## Vorliegender Text
----
■ Eine beunruhigende Frage nach der Europawahl: Wo liegt der Schlüssel zur Macht?
No change? Die Verliererin dieser Wahl heißt SPD, und Gründe dafür liefert sie zu Sonderangebotspreisen. Gewonnen hat die Union, da helfen auch das Vergleichen mit besseren Ergebnissen und das Herunterrechnen von der 90er Wahl wenig. Das letzte halbe Jahr könnte die These stützen, daß die eine Volkspartei gerade soviel wert ist, wie die andere falsch macht und umgekehrt. Zwischen Heitmann und Herzog wußte am Ende Helmut Kohl, der alte Fuchs, wieder einmal am besten, daß es vor allem auf den rechten Zeitpunkt ankommt.
----
## Aufgaben
(1) Beantworte anhand des Kommentars zur Europawahl:
(a) Welche Partei wird als Verliererin der Wahl genannt?
(b) Wer hat die Wahl laut Kommentar gewonnen?
(c) Worauf kommt es vor allem an, wie Helmut Kohl am besten wusste?
(2) Schreib aus dem Kommentar zur Europawahl den Abschnitt wörtlich ab, der mit „No change? Die“ anfängt und bis einschließlich „rechten Zeitpunkt ankommt.“ geht.
Die Einträge braucht man hier nicht.
----
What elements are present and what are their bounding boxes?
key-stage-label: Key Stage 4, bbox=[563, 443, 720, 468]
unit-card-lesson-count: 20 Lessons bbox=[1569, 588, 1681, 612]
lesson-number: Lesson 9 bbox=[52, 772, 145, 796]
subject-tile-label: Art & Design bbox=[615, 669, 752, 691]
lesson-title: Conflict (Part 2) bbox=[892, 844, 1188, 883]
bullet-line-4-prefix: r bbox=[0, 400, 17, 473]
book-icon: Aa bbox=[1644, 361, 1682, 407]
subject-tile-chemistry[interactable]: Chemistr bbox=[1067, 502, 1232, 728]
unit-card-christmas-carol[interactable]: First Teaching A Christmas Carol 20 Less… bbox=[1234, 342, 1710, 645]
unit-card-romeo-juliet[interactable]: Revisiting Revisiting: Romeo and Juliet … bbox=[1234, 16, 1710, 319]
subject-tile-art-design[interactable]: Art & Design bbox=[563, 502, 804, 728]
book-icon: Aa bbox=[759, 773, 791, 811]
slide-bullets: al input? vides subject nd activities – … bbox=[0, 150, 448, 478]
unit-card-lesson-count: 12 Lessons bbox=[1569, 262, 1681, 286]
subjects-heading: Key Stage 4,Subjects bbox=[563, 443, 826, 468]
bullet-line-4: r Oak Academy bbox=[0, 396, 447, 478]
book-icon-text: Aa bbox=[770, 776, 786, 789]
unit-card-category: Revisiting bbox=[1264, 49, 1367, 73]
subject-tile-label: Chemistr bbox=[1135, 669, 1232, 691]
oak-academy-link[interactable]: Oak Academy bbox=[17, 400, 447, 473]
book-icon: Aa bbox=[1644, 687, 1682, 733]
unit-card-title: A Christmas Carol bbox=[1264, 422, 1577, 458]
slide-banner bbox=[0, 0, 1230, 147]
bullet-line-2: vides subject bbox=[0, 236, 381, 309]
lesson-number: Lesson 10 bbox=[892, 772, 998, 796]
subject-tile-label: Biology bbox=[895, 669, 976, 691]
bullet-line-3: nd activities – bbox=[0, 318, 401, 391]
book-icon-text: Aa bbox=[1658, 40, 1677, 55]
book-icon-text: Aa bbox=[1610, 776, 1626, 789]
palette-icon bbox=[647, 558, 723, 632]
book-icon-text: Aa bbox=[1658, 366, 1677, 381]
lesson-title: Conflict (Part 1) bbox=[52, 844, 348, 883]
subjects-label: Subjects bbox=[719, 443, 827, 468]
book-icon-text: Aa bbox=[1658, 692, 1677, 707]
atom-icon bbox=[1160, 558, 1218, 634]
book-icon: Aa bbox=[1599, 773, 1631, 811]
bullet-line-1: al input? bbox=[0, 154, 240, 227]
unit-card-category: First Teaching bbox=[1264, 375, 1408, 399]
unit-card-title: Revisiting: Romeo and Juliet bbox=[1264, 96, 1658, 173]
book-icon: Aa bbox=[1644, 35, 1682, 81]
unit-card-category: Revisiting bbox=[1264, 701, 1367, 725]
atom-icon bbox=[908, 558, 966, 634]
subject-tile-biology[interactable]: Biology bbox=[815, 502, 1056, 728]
----
## Lösungen
(1)
(a) Die SPD.
(b) Die Union.
(c) Auf den rechten Zeitpunkt.

(2)
No change? Die Verliererin dieser Wahl heißt SPD, und Gründe dafür liefert sie zu Sonderangebotspreisen. Gewonnen hat die Union, da helfen auch das Vergleichen mit besseren Ergebnissen und das Herunterrechnen von der 90er Wahl wenig. Das letzte halbe Jahr könnte die These stützen, daß die eine Volkspartei gerade soviel wert ist, wie die andere falsch macht und umgekehrt. Zwischen Heitmann und Herzog wußte am Ende Helmut Kohl, der alte Fuchs, wieder einmal am besten, daß es vor allem auf den rechten Zeitpunkt ankommt.